Exercise instructions:
Keep only the lines that hold the string "北京丰台", filtering out the rest of the entries below.

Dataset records
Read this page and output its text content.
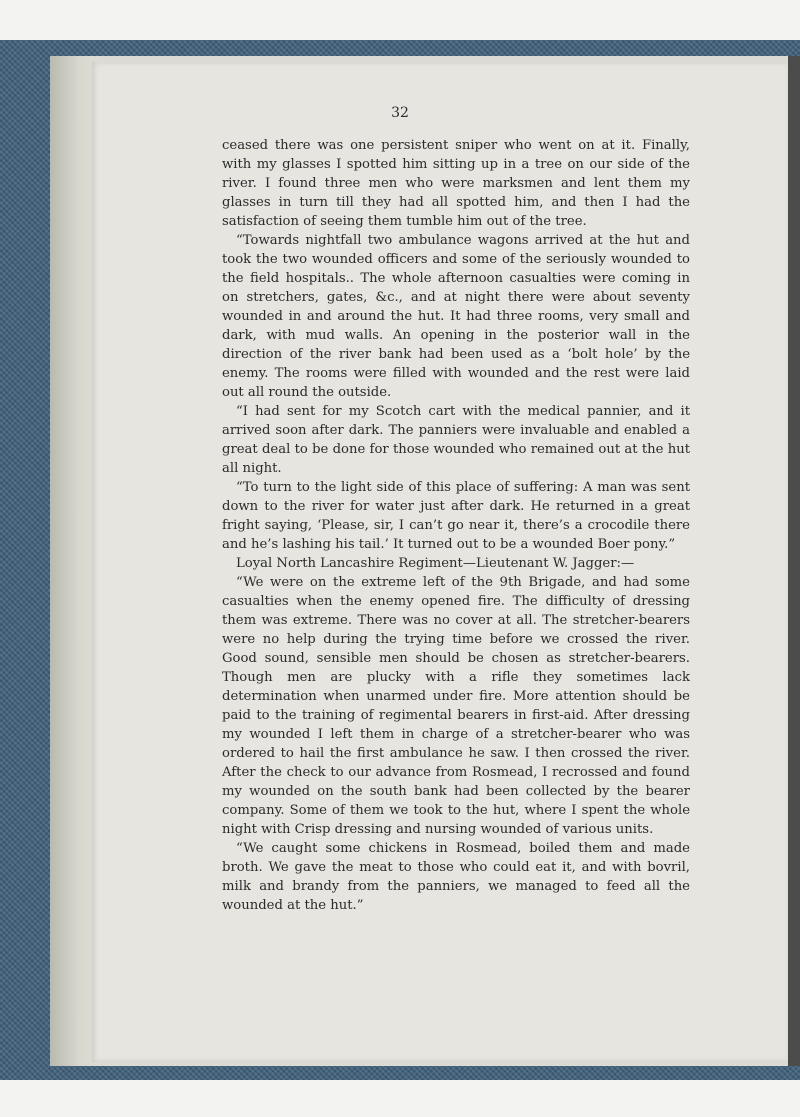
32

ceased there was one persistent sniper who went on at it. Finally, with my glasses I spotted him sitting up in a tree on our side of the river. I found three men who were marksmen and lent them my glasses in turn till they had all spotted him, and then I had the satisfaction of seeing them tumble him out of the tree.

“Towards nightfall two ambulance wagons arrived at the hut and took the two wounded officers and some of the seriously wounded to the field hospitals.. The whole afternoon casualties were coming in on stretchers, gates, &c., and at night there were about seventy wounded in and around the hut. It had three rooms, very small and dark, with mud walls. An opening in the posterior wall in the direction of the river bank had been used as a ‘bolt hole’ by the enemy. The rooms were filled with wounded and the rest were laid out all round the outside.

“I had sent for my Scotch cart with the medical pannier, and it arrived soon after dark. The panniers were invaluable and enabled a great deal to be done for those wounded who remained out at the hut all night.

“To turn to the light side of this place of suffering: A man was sent down to the river for water just after dark. He returned in a great fright saying, ‘Please, sir, I can’t go near it, there’s a crocodile there and he’s lashing his tail.’ It turned out to be a wounded Boer pony.”

Loyal North Lancashire Regiment—Lieutenant W. Jagger:—

“We were on the extreme left of the 9th Brigade, and had some casualties when the enemy opened fire. The difficulty of dressing them was extreme. There was no cover at all. The stretcher-bearers were no help during the trying time before we crossed the river. Good sound, sensible men should be chosen as stretcher-bearers. Though men are plucky with a rifle they sometimes lack determination when unarmed under fire. More attention should be paid to the training of regimental bearers in first-aid. After dressing my wounded I left them in charge of a stretcher-bearer who was ordered to hail the first ambulance he saw. I then crossed the river. After the check to our advance from Rosmead, I recrossed and found my wounded on the south bank had been collected by the bearer company. Some of them we took to the hut, where I spent the whole night with Crisp dressing and nursing wounded of various units.

“We caught some chickens in Rosmead, boiled them and made broth. We gave the meat to those who could eat it, and with bovril, milk and brandy from the panniers, we managed to feed all the wounded at the hut.”
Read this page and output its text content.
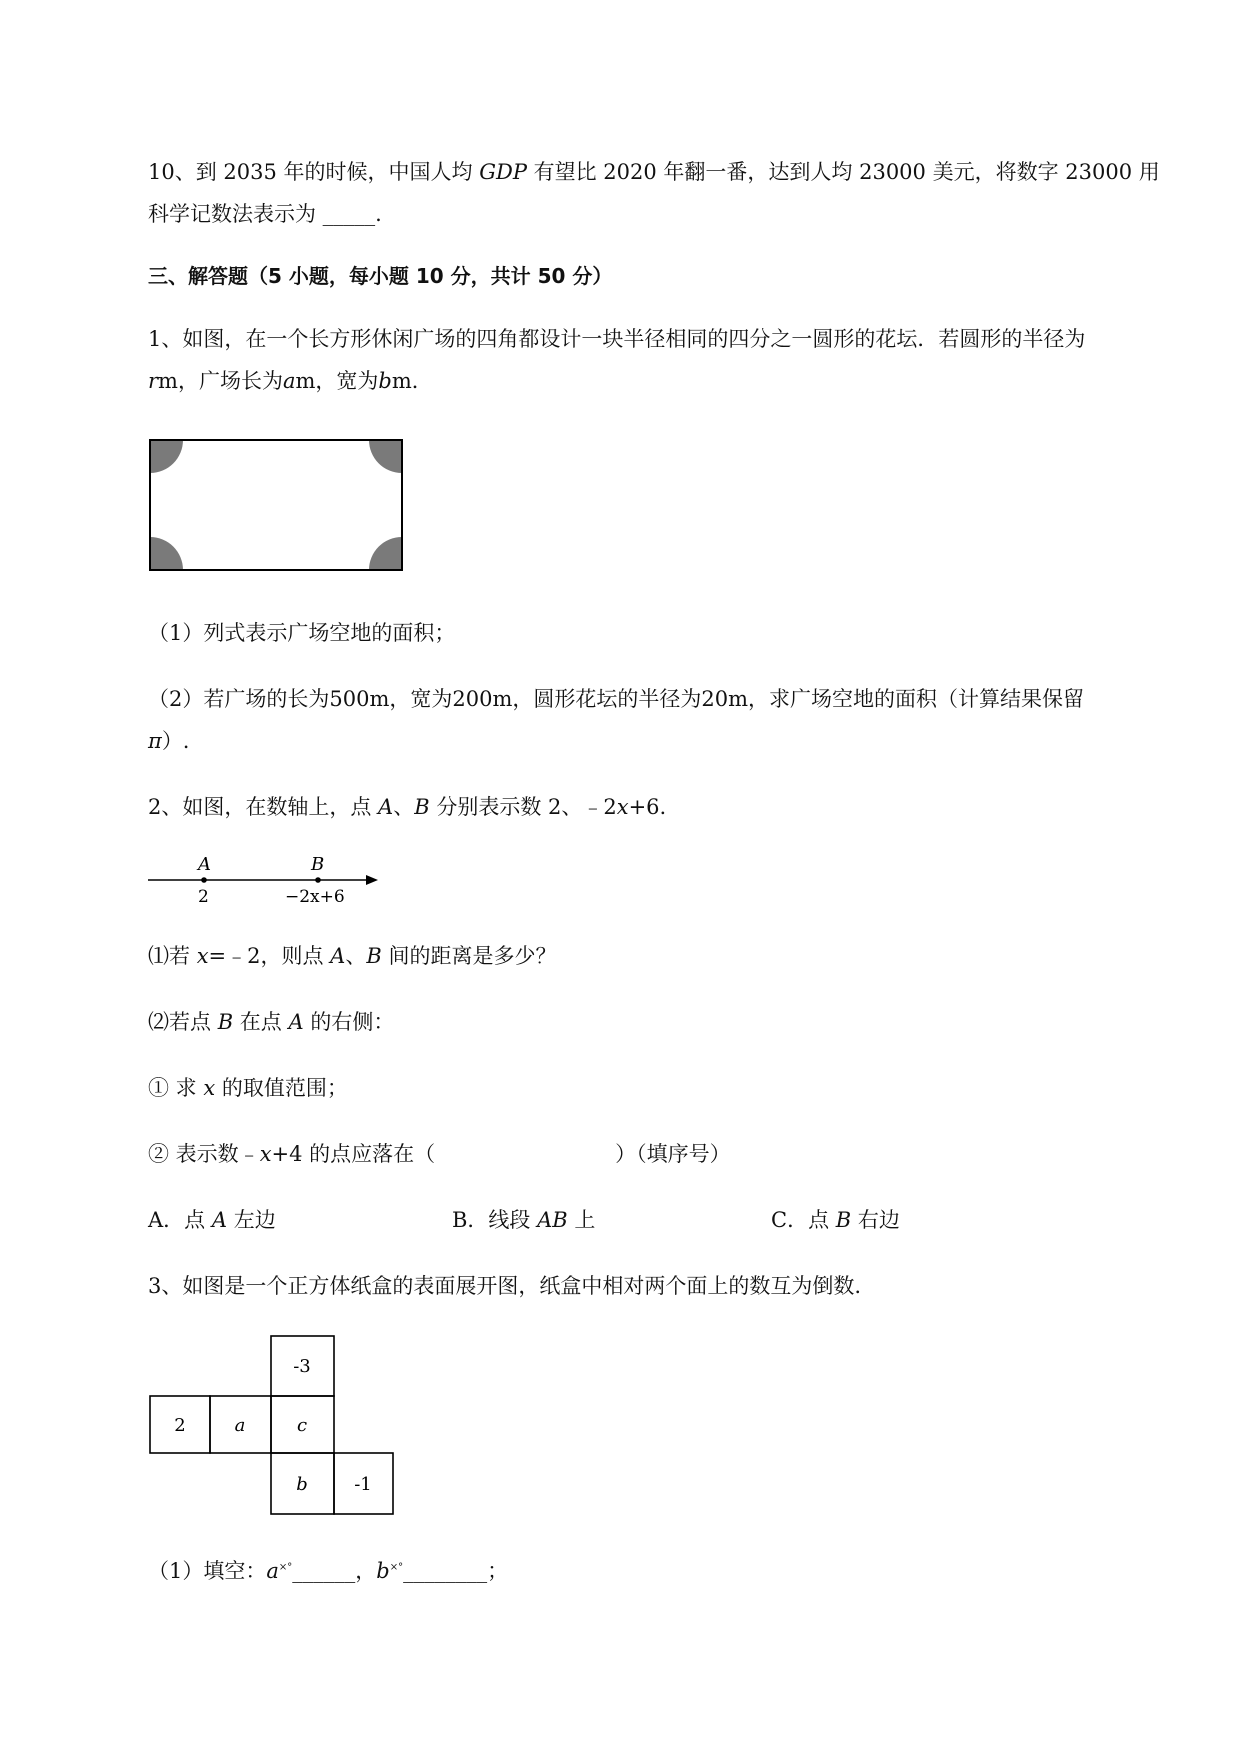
10、到 2035 年的时候，中国人均 GDP 有望比 2020 年翻一番，达到人均 23000 美元，将数字 23000 用
科学记数法表示为 _____.
三、解答题（5 小题，每小题 10 分，共计 50 分）
1、如图，在一个长方形休闲广场的四角都设计一块半径相同的四分之一圆形的花坛．若圆形的半径为
rm，广场长为am，宽为bm．
（1）列式表示广场空地的面积；
（2）若广场的长为500m，宽为200m，圆形花坛的半径为20m，求广场空地的面积（计算结果保留
π）.
2、如图，在数轴上，点 A、B 分别表示数 2、﹣2x+6.
A	B
2	−2x+6
⑴若 x=﹣2，则点 A、B 间的距离是多少？
⑵若点 B 在点 A 的右侧：
① 求 x 的取值范围；
② 表示数﹣x+4 的点应落在（	）（填序号）
A．点 A 左边	B．线段 AB 上	C．点 B 右边
3、如图是一个正方体纸盒的表面展开图，纸盒中相对两个面上的数互为倒数.
-3
2	a	c
b	-1
（1）填空：a×°______，b×°________；
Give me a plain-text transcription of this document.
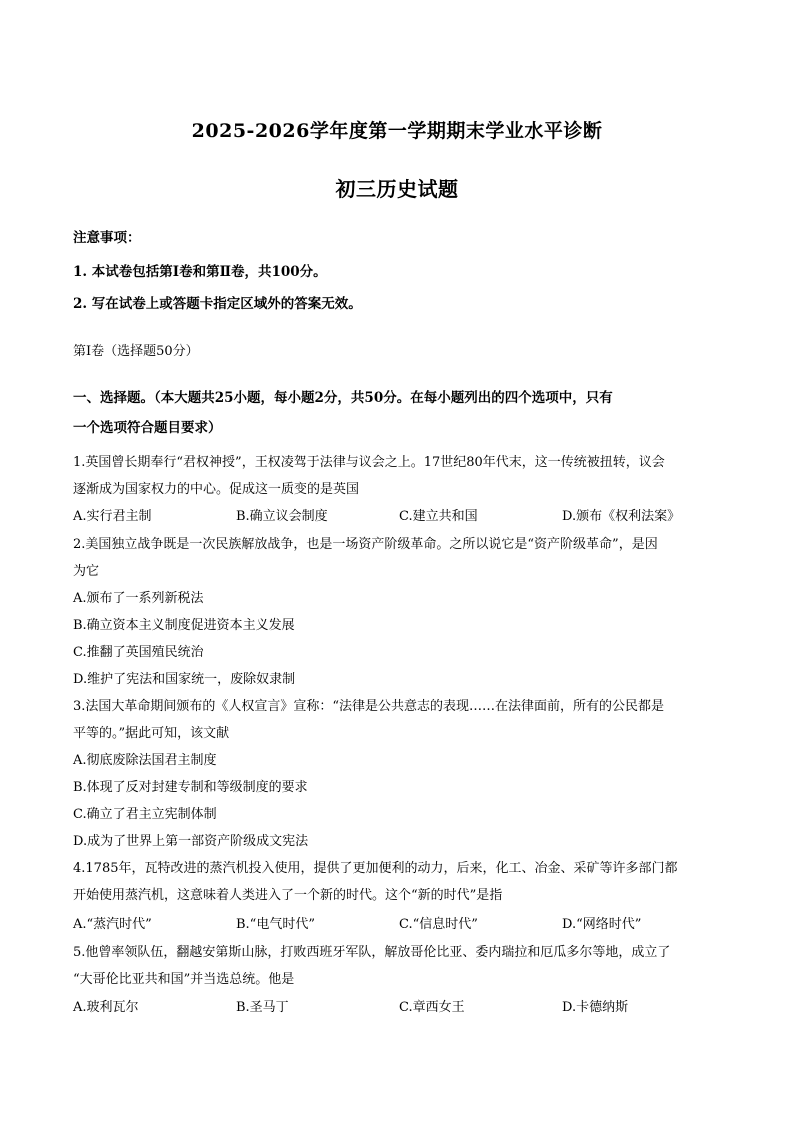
2025-2026学年度第一学期期末学业水平诊断
初三历史试题
注意事项：
1. 本试卷包括第Ⅰ卷和第Ⅱ卷，共100分。
2. 写在试卷上或答题卡指定区域外的答案无效。
第Ⅰ卷（选择题50分）
一、选择题。（本大题共25小题，每小题2分，共50分。在每小题列出的四个选项中，只有
一个选项符合题目要求）
1.英国曾长期奉行“君权神授”，王权凌驾于法律与议会之上。17世纪80年代末，这一传统被扭转，议会
逐渐成为国家权力的中心。促成这一质变的是英国
A.实行君主制	B.确立议会制度	C.建立共和国	D.颁布《权利法案》
2.美国独立战争既是一次民族解放战争，也是一场资产阶级革命。之所以说它是“资产阶级革命”，是因
为它
A.颁布了一系列新税法
B.确立资本主义制度促进资本主义发展
C.推翻了英国殖民统治
D.维护了宪法和国家统一，废除奴隶制
3.法国大革命期间颁布的《人权宣言》宣称：“法律是公共意志的表现……在法律面前，所有的公民都是
平等的。”据此可知，该文献
A.彻底废除法国君主制度
B.体现了反对封建专制和等级制度的要求
C.确立了君主立宪制体制
D.成为了世界上第一部资产阶级成文宪法
4.1785年，瓦特改进的蒸汽机投入使用，提供了更加便利的动力，后来，化工、冶金、采矿等许多部门都
开始使用蒸汽机，这意味着人类进入了一个新的时代。这个“新的时代”是指
A.“蒸汽时代”	B.“电气时代”	C.“信息时代”	D.“网络时代”
5.他曾率领队伍，翻越安第斯山脉，打败西班牙军队，解放哥伦比亚、委内瑞拉和厄瓜多尔等地，成立了
“大哥伦比亚共和国”并当选总统。他是
A.玻利瓦尔	B.圣马丁	C.章西女王	D.卡德纳斯
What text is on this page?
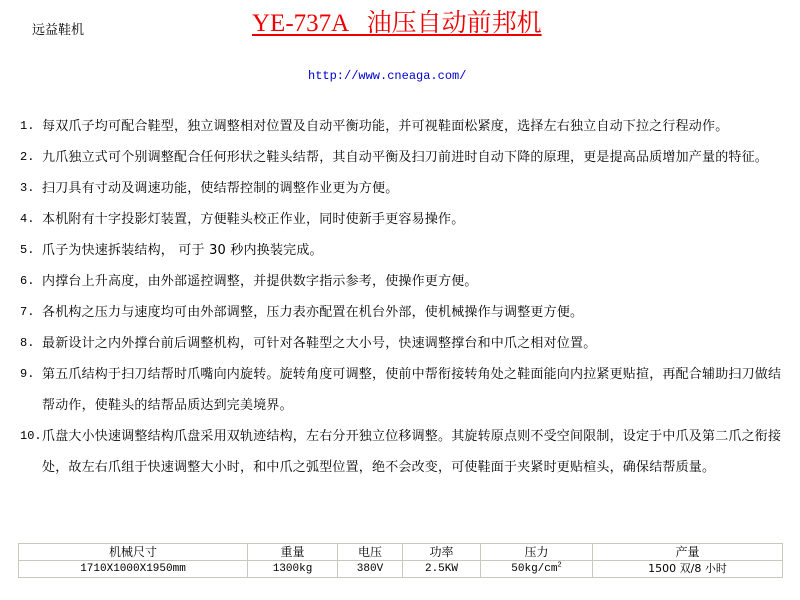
远益鞋机	YE-737A   油压自动前邦机
http://www.cneaga.com/
1. 每双爪子均可配合鞋型，独立调整相对位置及自动平衡功能，并可视鞋面松紧度，选择左右独立自动下拉之行程动作。
2. 九爪独立式可个别调整配合任何形状之鞋头结帮，其自动平衡及扫刀前进时自动下降的原理，更是提高品质增加产量的特征。
3. 扫刀具有寸动及调速功能，使结帮控制的调整作业更为方便。
4. 本机附有十字投影灯装置，方便鞋头校正作业，同时使新手更容易操作。
5. 爪子为快速拆装结构， 可于 30 秒内换装完成。
6. 内撑台上升高度，由外部遥控调整，并提供数字指示参考，使操作更方便。
7. 各机构之压力与速度均可由外部调整，压力表亦配置在机台外部，使机械操作与调整更方便。
8. 最新设计之内外撑台前后调整机构，可针对各鞋型之大小号，快速调整撑台和中爪之相对位置。
9. 第五爪结构于扫刀结帮时爪嘴向内旋转。旋转角度可调整，使前中帮衔接转角处之鞋面能向内拉紧更贴揎，再配合辅助扫刀做结帮动作，使鞋头的结帮品质达到完美境界。
10. 爪盘大小快速调整结构爪盘采用双轨迹结构，左右分开独立位移调整。其旋转原点则不受空间限制，设定于中爪及第二爪之衔接处，故左右爪组于快速调整大小时，和中爪之弧型位置，绝不会改变，可使鞋面于夹紧时更贴楦头，确保结帮质量。
机械尺寸	重量	电压	功率	压力	产量
1710X1000X1950mm	1300kg	380V	2.5KW	$50kg/cm^2$	1500 双/8 小时
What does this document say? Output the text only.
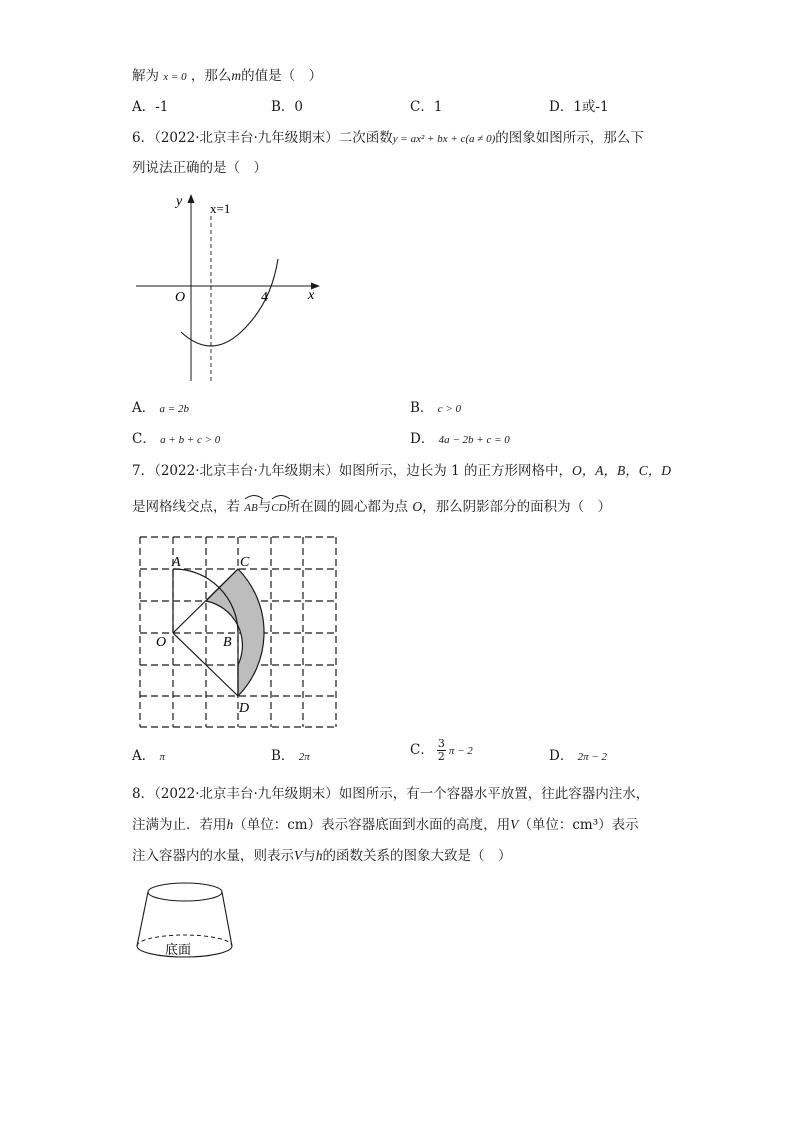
解为 x = 0 ，那么m的值是（　）
A．-1	B．0	C．1	D．1或-1
6．（2022·北京丰台·九年级期末）二次函数y = ax² + bx + c(a ≠ 0)的图象如图所示，那么下
列说法正确的是（　）
y
x
O
x=1
4
A． a = 2b	B． c > 0
C． a + b + c > 0	D． 4a − 2b + c = 0
7．（2022·北京丰台·九年级期末）如图所示，边长为 1 的正方形网格中，O，A，B，C，D
是网格线交点，若 AB与
CD所在圆的圆心都为点 O，那么阴影部分的面积为（　）
A	C
O	B
D
A． π	B． 2π	C． $\frac{3}{2}$ π − 2	D． 2π − 2
8．（2022·北京丰台·九年级期末）如图所示，有一个容器水平放置，往此容器内注水，
注满为止．若用h（单位：cm）表示容器底面到水面的高度，用V（单位：cm³）表示
注入容器内的水量，则表示V与h的函数关系的图象大致是（　）
底面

Complete response:
6．（2022·北京丰台·九年级期末）二次函数y = ax² + bx + c(a ≠ 0)的图象如图所示，那么下
7．（2022·北京丰台·九年级期末）如图所示，边长为 1 的正方形网格中，O，A，B，C，D
8．（2022·北京丰台·九年级期末）如图所示，有一个容器水平放置，往此容器内注水，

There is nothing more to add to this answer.